The problem. Below is a listing; reproduce each line of it exactly.

Records shown.
########################################

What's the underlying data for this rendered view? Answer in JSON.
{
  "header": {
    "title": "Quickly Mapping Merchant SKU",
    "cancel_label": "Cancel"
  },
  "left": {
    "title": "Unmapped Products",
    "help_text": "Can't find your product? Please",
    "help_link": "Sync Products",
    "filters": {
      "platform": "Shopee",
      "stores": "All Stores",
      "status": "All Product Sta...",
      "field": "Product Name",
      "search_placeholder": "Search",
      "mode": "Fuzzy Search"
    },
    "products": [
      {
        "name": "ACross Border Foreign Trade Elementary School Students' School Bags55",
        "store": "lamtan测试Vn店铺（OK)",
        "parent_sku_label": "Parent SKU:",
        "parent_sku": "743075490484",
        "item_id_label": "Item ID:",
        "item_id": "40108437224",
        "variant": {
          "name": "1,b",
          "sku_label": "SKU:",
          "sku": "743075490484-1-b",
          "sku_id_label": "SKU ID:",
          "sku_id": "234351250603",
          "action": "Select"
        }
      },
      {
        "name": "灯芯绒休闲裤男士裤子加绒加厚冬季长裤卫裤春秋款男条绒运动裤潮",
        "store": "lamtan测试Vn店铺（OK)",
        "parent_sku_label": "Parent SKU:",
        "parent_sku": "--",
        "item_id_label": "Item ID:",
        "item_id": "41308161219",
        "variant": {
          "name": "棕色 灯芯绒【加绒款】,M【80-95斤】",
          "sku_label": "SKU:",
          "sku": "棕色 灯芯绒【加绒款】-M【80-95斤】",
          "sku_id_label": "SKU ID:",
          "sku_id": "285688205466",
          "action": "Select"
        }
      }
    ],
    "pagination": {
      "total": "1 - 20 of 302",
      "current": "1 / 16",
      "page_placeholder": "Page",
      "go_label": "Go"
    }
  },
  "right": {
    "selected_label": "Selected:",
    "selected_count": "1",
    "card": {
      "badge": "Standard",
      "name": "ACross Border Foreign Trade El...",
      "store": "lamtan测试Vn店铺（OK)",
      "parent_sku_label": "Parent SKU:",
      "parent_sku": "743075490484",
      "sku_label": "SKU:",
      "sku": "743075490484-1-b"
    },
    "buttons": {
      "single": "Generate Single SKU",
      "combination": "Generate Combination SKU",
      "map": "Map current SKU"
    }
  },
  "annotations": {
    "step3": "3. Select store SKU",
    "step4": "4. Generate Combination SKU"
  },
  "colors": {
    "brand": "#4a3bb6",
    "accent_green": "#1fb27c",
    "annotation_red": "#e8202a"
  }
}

########################################

Solution to this task.
What's the underlying data for this rendered view? Answer in JSON.
{
  "header": {
    "title": "Quickly Mapping Merchant SKU",
    "cancel_label": "Cancel"
  },
  "left": {
    "title": "Unmapped Products",
    "help_text": "Can't find your product? Please",
    "help_link": "Sync Products",
    "filters": {
      "platform": "Shopee",
      "stores": "All Stores",
      "status": "All Product Sta...",
      "field": "Product Name",
      "search_placeholder": "Search",
      "mode": "Fuzzy Search"
    },
    "products": [
      {
        "name": "ACross Border Foreign Trade Elementary School Students' School Bags55",
        "store": "lamtan测试Vn店铺（OK)",
        "parent_sku_label": "Parent SKU:",
        "parent_sku": "743075490484",
        "item_id_label": "Item ID:",
        "item_id": "40108437224",
        "variant": {
          "name": "1,b",
          "sku_label": "SKU:",
          "sku": "743075490484-1-b",
          "sku_id_label": "SKU ID:",
          "sku_id": "234351250603",
          "action": "Select"
        }
      },
      {
        "name": "灯芯绒休闲裤男士裤子加绒加厚冬季长裤卫裤春秋款男条绒运动裤潮",
        "store": "lamtan测试Vn店铺（OK)",
        "parent_sku_label": "Parent SKU:",
        "parent_sku": "--",
        "item_id_label": "Item ID:",
        "item_id": "41308161219",
        "variant": {
          "name": "棕色 灯芯绒【加绒款】,M【80-95斤】",
          "sku_label": "SKU:",
          "sku": "棕色 灯芯绒【加绒款】-M【80-95斤】",
          "sku_id_label": "SKU ID:",
          "sku_id": "285688205466",
          "action": "Select"
        }
      }
    ],
    "pagination": {
      "total": "1 - 20 of 302",
      "current": "1 / 16",
      "page_placeholder": "Page",
      "go_label": "Go"
    }
  },
  "right": {
    "selected_label": "Selected:",
    "selected_count": "1",
    "card": {
      "badge": "Standard",
      "name": "ACross Border Foreign Trade El...",
      "store": "lamtan测试Vn店铺（OK)",
      "parent_sku_label": "Parent SKU:",
      "parent_sku": "743075490484",
      "sku_label": "SKU:",
      "sku": "743075490484-1-b"
    },
    "buttons": {
      "single": "Generate Single SKU",
      "combination": "Generate Combination SKU",
      "map": "Map current SKU"
    }
  },
  "annotations": {
    "step3": "3. Select store SKU",
    "step4": "4. Generate Combination SKU"
  },
  "colors": {
    "brand": "#4a3bb6",
    "accent_green": "#1fb27c",
    "annotation_red": "#e8202a"
  }
}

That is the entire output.